SET EXERCISE -
Copy every record below, exactly as written.

INPUT FOR THIS TASK -
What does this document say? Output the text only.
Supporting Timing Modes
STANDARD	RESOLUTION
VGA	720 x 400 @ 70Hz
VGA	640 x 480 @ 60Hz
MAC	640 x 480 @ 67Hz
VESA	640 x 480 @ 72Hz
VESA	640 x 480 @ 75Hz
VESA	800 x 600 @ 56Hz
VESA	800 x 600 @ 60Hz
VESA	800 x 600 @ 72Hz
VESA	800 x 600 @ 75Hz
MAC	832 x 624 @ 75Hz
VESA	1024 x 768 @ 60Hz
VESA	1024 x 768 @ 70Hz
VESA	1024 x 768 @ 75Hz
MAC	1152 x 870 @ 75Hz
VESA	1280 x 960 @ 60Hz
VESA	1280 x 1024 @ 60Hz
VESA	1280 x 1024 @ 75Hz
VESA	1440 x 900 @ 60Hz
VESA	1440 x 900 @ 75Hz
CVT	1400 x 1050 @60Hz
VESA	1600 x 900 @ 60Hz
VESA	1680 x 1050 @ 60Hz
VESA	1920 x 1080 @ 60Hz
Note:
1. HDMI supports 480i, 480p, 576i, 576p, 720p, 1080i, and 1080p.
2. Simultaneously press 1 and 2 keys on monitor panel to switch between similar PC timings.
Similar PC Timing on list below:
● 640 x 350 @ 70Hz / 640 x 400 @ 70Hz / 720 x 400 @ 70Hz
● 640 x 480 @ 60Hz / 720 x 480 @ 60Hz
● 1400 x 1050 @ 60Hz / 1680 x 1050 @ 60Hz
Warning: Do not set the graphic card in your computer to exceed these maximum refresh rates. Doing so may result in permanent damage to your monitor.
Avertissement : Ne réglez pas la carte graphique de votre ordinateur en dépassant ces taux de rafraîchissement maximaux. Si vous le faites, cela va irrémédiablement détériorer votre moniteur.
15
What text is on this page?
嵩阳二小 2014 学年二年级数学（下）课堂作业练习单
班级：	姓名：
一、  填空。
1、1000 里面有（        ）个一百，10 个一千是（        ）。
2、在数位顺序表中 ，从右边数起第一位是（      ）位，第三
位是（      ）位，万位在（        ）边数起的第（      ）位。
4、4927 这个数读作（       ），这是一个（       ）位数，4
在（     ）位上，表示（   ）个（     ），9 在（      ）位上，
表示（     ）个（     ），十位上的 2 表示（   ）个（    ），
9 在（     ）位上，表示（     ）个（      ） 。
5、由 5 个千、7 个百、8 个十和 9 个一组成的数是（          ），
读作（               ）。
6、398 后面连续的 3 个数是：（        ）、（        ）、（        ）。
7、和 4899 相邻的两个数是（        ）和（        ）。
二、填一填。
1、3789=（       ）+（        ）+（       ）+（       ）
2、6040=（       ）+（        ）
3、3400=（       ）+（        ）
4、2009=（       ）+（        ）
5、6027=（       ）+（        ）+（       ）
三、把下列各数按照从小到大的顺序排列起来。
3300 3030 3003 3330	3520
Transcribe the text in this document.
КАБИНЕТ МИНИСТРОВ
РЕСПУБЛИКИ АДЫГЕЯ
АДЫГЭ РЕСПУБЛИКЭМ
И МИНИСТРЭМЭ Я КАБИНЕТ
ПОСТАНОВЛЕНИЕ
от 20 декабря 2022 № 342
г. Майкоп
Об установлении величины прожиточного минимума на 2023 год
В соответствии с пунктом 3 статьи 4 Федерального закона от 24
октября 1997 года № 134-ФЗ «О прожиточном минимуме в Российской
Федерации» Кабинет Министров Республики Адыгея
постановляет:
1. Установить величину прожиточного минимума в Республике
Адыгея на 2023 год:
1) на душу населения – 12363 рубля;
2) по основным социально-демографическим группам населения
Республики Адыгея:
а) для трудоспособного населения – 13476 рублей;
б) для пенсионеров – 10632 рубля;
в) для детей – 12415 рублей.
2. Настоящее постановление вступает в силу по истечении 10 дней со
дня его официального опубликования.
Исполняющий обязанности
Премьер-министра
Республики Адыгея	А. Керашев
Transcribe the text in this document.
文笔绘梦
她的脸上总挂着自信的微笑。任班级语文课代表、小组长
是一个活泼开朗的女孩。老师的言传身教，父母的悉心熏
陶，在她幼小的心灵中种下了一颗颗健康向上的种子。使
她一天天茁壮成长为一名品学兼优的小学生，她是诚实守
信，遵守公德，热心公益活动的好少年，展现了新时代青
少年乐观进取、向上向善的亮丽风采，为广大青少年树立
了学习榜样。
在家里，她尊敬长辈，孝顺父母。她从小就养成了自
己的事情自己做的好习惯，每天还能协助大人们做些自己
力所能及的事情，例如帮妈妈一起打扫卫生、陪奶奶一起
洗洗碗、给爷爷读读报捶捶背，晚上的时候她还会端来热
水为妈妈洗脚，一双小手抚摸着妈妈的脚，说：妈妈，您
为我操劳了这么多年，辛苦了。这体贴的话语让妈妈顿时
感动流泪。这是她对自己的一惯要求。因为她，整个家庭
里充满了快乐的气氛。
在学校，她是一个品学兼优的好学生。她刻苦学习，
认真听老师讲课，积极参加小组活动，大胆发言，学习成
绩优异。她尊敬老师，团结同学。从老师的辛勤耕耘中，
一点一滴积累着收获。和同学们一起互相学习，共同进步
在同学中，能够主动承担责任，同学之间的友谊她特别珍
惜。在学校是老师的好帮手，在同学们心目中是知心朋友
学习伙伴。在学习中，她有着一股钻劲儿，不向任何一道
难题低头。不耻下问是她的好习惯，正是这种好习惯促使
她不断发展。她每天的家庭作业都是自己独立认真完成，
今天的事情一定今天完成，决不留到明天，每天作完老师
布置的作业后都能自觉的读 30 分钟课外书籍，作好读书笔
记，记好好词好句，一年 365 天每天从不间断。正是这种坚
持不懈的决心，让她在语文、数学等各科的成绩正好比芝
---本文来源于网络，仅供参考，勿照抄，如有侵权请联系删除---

SOLVED PROBLEM -
What does this document say? Output the text only.
Supporting Timing Modes
STANDARD	RESOLUTION
VGA	720 x 400 @ 70Hz
VGA	640 x 480 @ 60Hz
MAC	640 x 480 @ 67Hz
VESA	640 x 480 @ 72Hz
VESA	640 x 480 @ 75Hz
VESA	800 x 600 @ 56Hz
VESA	800 x 600 @ 60Hz
VESA	800 x 600 @ 72Hz
VESA	800 x 600 @ 75Hz
MAC	832 x 624 @ 75Hz
VESA	1024 x 768 @ 60Hz
VESA	1024 x 768 @ 70Hz
VESA	1024 x 768 @ 75Hz
MAC	1152 x 870 @ 75Hz
VESA	1280 x 960 @ 60Hz
VESA	1280 x 1024 @ 60Hz
VESA	1280 x 1024 @ 75Hz
VESA	1440 x 900 @ 60Hz
VESA	1440 x 900 @ 75Hz
CVT	1400 x 1050 @60Hz
VESA	1600 x 900 @ 60Hz
VESA	1680 x 1050 @ 60Hz
VESA	1920 x 1080 @ 60Hz
Note:
1. HDMI supports 480i, 480p, 576i, 576p, 720p, 1080i, and 1080p.
2. Simultaneously press 1 and 2 keys on monitor panel to switch between similar PC timings.
Similar PC Timing on list below:
● 640 x 350 @ 70Hz / 640 x 400 @ 70Hz / 720 x 400 @ 70Hz
● 640 x 480 @ 60Hz / 720 x 480 @ 60Hz
● 1400 x 1050 @ 60Hz / 1680 x 1050 @ 60Hz
Warning: Do not set the graphic card in your computer to exceed these maximum refresh rates. Doing so may result in permanent damage to your monitor.
Avertissement : Ne réglez pas la carte graphique de votre ordinateur en dépassant ces taux de rafraîchissement maximaux. Si vous le faites, cela va irrémédiablement détériorer votre moniteur.
15
What text is on this page?
嵩阳二小 2014 学年二年级数学（下）课堂作业练习单
班级：	姓名：
一、  填空。
1、1000 里面有（        ）个一百，10 个一千是（        ）。
2、在数位顺序表中 ，从右边数起第一位是（      ）位，第三
位是（      ）位，万位在（        ）边数起的第（      ）位。
4、4927 这个数读作（       ），这是一个（       ）位数，4
在（     ）位上，表示（   ）个（     ），9 在（      ）位上，
表示（     ）个（     ），十位上的 2 表示（   ）个（    ），
9 在（     ）位上，表示（     ）个（      ） 。
5、由 5 个千、7 个百、8 个十和 9 个一组成的数是（          ），
读作（               ）。
6、398 后面连续的 3 个数是：（        ）、（        ）、（        ）。
7、和 4899 相邻的两个数是（        ）和（        ）。
二、填一填。
1、3789=（       ）+（        ）+（       ）+（       ）
2、6040=（       ）+（        ）
3、3400=（       ）+（        ）
4、2009=（       ）+（        ）
5、6027=（       ）+（        ）+（       ）
三、把下列各数按照从小到大的顺序排列起来。
3300 3030 3003 3330	3520
Transcribe the text in this document.
КАБИНЕТ МИНИСТРОВ
РЕСПУБЛИКИ АДЫГЕЯ
АДЫГЭ РЕСПУБЛИКЭМ
И МИНИСТРЭМЭ Я КАБИНЕТ
ПОСТАНОВЛЕНИЕ
от 20 декабря 2022 № 342
г. Майкоп
Об установлении величины прожиточного минимума на 2023 год
В соответствии с пунктом 3 статьи 4 Федерального закона от 24
октября 1997 года № 134-ФЗ «О прожиточном минимуме в Российской
Федерации» Кабинет Министров Республики Адыгея
постановляет:
1. Установить величину прожиточного минимума в Республике
Адыгея на 2023 год:
1) на душу населения – 12363 рубля;
2) по основным социально-демографическим группам населения
Республики Адыгея:
а) для трудоспособного населения – 13476 рублей;
б) для пенсионеров – 10632 рубля;
в) для детей – 12415 рублей.
2. Настоящее постановление вступает в силу по истечении 10 дней со
дня его официального опубликования.
Исполняющий обязанности
Премьер-министра
Республики Адыгея	А. Керашев
Transcribe the text in this document.
文笔绘梦
她的脸上总挂着自信的微笑。任班级语文课代表、小组长
是一个活泼开朗的女孩。老师的言传身教，父母的悉心熏
陶，在她幼小的心灵中种下了一颗颗健康向上的种子。使
她一天天茁壮成长为一名品学兼优的小学生，她是诚实守
信，遵守公德，热心公益活动的好少年，展现了新时代青
少年乐观进取、向上向善的亮丽风采，为广大青少年树立
了学习榜样。
在家里，她尊敬长辈，孝顺父母。她从小就养成了自
己的事情自己做的好习惯，每天还能协助大人们做些自己
力所能及的事情，例如帮妈妈一起打扫卫生、陪奶奶一起
洗洗碗、给爷爷读读报捶捶背，晚上的时候她还会端来热
水为妈妈洗脚，一双小手抚摸着妈妈的脚，说：妈妈，您
为我操劳了这么多年，辛苦了。这体贴的话语让妈妈顿时
感动流泪。这是她对自己的一惯要求。因为她，整个家庭
里充满了快乐的气氛。
在学校，她是一个品学兼优的好学生。她刻苦学习，
认真听老师讲课，积极参加小组活动，大胆发言，学习成
绩优异。她尊敬老师，团结同学。从老师的辛勤耕耘中，
一点一滴积累着收获。和同学们一起互相学习，共同进步
在同学中，能够主动承担责任，同学之间的友谊她特别珍
惜。在学校是老师的好帮手，在同学们心目中是知心朋友
学习伙伴。在学习中，她有着一股钻劲儿，不向任何一道
难题低头。不耻下问是她的好习惯，正是这种好习惯促使
她不断发展。她每天的家庭作业都是自己独立认真完成，
今天的事情一定今天完成，决不留到明天，每天作完老师
布置的作业后都能自觉的读 30 分钟课外书籍，作好读书笔
记，记好好词好句，一年 365 天每天从不间断。正是这种坚
持不懈的决心，让她在语文、数学等各科的成绩正好比芝
---本文来源于网络，仅供参考，勿照抄，如有侵权请联系删除---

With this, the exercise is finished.